[Source text]
Dodge City's geographic location is the stuff of just mythic proportions. It really is. I think if Dodge City didn't exist where it did, something else would have had to, just based on how everything just really seemed to kind of fit right there at that little junction as the Western Trail. The cattle needed a market that was coming north, needed a market that was coming North. Uh, the railroad stopped just just West of Dodge as it uh continued and initially continued on through into Colorado. Uh, the need for a safe uh trail to traverse was paramount. Uh, the the Buffalo herds, and certainly the Indian population that dominated the region, uh, was not really going to let that happen. So in one way it was one issue that kind of gave rise to another. Hunting, thinning out the herds, yes, did kind of move the Indian populations out of the region as well, giving safe passage to the Texas cattle coming up north to places like Dodge City and even beyond.

Speaker 1

Brad, also in conjunction with this is at one time the buffalo was thought to be a boundless resource. As you said earlier, even the Indians doubted at first that these vast, thundering animals could ever be vanquished. In 1867, the buffalo count in the southern plains was estimated nearly 50 million. But by the 1870s tanneries worldwide discovered the wonders of buffalo leather and the great slaughter began. What would you say to someone who argues that the actions of the Comanche Cheyenne, kiowa Arapaho and Kiowa Apache were driven by legitimate need to protect their resources and way of life from encroachment by the white hunter?

Cultural Clash and Buffalo Preservation

Speaker 2

Well, mike, on one hand we do have several accounts of old buffalo hunters who, in their later years, commented that one thing that they weren't really taking into account was all of the other hunters across the prairie who were doing exactly the same thing that they were. So while a single hunter, or even a small group, could take out really hundreds of buffalo, they could still see the millions of buffalo out there on the prairie and didn't think that they were leaving a dent. However, when all of the other hunters out there that were doing the exact same thing, the decline, once it started to happen, happened exponentially. Some of these old hunters also said in their later lives that their biggest regret was having anything to do with that They'd come west to live the west and wound up civilizing it and sort of regretted that to some extent. And another point that I think we need to address is that rarely in world history do you have two civilizations so extremely opposed on opposite ends of the technological spectrum as the westward moving Americans and the essentially stone age people that were the American Indians. Um, that just doesn't happen a lot. And when two civilizations like that but heads there, there's just no way around that. There is going to be conflict. There's very little in the way of exchange of ideas. On one hand one side just they're not technologically advanced enough to appreciate the ideas coming from the other side. And the more technologically advanced society, just they don't want to have no concept of sort of living off the land that the American Indians had gone to a fine art over hundreds and hundreds and hundreds of years. There was no way around these two people's button heads. It just it couldn't happen any other way, sadly.

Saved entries
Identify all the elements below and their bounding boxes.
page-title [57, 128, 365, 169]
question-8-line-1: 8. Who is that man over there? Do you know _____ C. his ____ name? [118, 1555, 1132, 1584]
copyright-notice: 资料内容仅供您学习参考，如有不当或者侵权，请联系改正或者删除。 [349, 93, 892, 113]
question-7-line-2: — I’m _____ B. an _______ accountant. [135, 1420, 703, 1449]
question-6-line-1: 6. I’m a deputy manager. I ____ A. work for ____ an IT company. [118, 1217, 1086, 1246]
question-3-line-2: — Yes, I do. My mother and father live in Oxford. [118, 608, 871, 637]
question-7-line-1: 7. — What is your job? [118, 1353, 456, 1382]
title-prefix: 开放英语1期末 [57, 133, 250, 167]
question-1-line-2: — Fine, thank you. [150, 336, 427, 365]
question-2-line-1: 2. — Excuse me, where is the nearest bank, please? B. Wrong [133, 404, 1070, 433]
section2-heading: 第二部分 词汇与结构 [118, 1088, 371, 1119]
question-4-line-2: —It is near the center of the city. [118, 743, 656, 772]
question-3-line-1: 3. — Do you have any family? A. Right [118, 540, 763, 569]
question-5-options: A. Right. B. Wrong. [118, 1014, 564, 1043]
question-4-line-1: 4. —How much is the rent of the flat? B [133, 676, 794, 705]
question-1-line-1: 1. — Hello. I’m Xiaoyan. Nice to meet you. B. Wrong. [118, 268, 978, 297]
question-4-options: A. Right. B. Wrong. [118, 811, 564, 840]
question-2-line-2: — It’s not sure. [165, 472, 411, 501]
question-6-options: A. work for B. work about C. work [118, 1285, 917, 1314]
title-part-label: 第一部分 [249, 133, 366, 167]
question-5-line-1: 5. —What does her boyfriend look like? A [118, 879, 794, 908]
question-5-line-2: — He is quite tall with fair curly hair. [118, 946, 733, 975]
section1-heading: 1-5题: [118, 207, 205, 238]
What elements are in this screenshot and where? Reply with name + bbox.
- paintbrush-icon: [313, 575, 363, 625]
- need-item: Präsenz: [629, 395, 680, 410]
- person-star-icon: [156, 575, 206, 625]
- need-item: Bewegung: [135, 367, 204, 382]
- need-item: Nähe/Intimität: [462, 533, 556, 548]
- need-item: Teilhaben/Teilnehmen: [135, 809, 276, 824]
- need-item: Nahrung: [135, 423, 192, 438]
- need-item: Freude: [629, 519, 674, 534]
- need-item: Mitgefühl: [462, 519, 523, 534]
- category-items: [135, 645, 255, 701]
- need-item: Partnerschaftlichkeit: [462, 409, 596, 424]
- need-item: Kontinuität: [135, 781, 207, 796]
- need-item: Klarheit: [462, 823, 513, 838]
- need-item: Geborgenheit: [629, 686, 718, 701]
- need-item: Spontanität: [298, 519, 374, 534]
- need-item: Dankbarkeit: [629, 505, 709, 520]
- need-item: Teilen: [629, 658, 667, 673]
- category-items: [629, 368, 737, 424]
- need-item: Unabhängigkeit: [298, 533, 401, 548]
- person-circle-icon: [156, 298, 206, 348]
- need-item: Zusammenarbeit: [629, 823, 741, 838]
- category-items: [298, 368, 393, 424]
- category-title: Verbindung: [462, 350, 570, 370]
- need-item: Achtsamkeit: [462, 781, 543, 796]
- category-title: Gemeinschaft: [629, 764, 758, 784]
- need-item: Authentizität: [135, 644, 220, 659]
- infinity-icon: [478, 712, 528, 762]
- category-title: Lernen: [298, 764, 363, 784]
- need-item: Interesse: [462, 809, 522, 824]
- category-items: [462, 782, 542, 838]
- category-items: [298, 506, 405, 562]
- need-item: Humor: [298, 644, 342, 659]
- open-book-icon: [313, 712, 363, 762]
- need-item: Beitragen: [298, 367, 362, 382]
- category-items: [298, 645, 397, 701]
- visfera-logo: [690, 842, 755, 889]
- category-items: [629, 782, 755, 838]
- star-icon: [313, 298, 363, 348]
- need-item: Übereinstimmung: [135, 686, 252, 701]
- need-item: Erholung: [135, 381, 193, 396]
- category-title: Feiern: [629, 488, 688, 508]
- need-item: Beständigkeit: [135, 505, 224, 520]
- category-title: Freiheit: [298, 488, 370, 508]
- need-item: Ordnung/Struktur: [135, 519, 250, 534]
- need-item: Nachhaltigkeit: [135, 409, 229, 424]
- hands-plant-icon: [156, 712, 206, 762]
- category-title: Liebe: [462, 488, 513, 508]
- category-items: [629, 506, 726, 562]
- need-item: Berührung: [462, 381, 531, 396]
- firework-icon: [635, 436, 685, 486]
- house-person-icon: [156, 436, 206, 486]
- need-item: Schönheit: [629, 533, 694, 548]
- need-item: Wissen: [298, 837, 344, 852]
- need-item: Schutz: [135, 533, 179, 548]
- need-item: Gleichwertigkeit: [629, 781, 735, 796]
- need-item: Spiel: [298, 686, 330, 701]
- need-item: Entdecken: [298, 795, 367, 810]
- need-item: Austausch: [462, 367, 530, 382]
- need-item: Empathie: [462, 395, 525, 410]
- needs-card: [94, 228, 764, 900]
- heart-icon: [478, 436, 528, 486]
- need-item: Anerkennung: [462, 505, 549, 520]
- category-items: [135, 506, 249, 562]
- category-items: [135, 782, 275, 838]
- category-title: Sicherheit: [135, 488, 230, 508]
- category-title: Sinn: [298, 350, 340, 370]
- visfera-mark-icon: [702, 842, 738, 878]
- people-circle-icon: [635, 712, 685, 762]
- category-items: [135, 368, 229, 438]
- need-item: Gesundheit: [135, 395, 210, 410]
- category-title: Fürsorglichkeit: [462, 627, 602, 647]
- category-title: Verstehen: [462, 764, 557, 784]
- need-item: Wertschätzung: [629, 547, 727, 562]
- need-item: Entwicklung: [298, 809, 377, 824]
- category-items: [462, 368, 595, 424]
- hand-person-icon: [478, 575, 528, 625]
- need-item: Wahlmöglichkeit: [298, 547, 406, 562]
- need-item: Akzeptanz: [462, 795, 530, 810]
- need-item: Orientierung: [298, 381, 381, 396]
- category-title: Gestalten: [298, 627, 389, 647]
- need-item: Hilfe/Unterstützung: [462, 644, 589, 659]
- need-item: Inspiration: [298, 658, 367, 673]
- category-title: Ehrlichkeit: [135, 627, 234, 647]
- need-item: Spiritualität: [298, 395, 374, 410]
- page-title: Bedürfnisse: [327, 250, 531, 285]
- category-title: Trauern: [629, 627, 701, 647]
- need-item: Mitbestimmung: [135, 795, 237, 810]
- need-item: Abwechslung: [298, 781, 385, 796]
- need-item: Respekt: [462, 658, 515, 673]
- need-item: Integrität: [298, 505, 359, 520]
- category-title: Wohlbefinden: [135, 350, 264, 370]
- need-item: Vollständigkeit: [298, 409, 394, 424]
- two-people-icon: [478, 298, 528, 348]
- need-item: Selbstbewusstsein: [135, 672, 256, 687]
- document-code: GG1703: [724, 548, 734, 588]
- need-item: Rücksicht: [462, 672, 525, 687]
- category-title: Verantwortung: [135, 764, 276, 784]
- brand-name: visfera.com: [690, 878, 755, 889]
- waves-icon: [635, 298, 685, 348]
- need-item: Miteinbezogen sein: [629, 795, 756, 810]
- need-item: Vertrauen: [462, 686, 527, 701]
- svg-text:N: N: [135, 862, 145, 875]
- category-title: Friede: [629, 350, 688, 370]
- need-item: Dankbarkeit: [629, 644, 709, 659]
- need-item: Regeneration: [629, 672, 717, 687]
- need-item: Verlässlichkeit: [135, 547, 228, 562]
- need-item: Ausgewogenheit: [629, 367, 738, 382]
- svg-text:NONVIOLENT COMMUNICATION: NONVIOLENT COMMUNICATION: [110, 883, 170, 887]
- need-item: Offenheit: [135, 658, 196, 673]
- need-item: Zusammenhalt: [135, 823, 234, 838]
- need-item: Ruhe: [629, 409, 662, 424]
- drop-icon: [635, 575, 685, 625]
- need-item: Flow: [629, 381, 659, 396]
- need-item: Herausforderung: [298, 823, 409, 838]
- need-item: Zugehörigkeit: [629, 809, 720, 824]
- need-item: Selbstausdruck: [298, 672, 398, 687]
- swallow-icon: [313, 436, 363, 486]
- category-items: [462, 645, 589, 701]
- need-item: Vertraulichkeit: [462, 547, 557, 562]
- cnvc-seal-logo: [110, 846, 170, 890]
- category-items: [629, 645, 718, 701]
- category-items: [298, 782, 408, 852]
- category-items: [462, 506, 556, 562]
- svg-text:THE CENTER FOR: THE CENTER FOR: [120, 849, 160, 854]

[Directions]
a) Rewrite the passage of the Dodge City transcript starting at "Brad, also in" and ending at "the white hunter?", changing "tanneries" to "leather makers".
b) Pick up the Dodge City transcript after its final sentence and carry it on.
The lines above are separate material, unrelated to the Dodge City transcript.

[Answers by task]
a)
Brad, also in conjunction with this is at one time the buffalo was thought to be a boundless resource. As you said earlier, even the Indians doubted at first that these vast, thundering animals could ever be vanquished. In 1867, the buffalo count in the southern plains was estimated nearly 50 million. But by the 1870s leather makers worldwide discovered the wonders of buffalo leather and the great slaughter began. What would you say to someone who argues that the actions of the Comanche Cheyenne, kiowa Arapaho and Kiowa Apache were driven by legitimate need to protect their resources and way of life from encroachment by the white hunter?

b)
Speaker 2

So I do think, yes, that the American Indians, especially the Plains tribes, since that's what we're talking about here in the Buffalo hunt, were absolutely justified in trying to maintain their livelihood. The Buffalo was everything to them. I hate to use the analogy, but the buffalo was their Walmart. Everything that they needed they could get from the buffalo Possibly a bit of an exaggeration, but almost everything that they needed came from the buffalo. From sewing needles to thread, to meat, to tallow, to keeping them warm, the dung making fire everything came from the buffalo. It was their life. So of course these people would protect it. Anyone would. Whatever you have that you can't survive without, you're going to protect with your life, your fortune and your sacred honor, so to speak.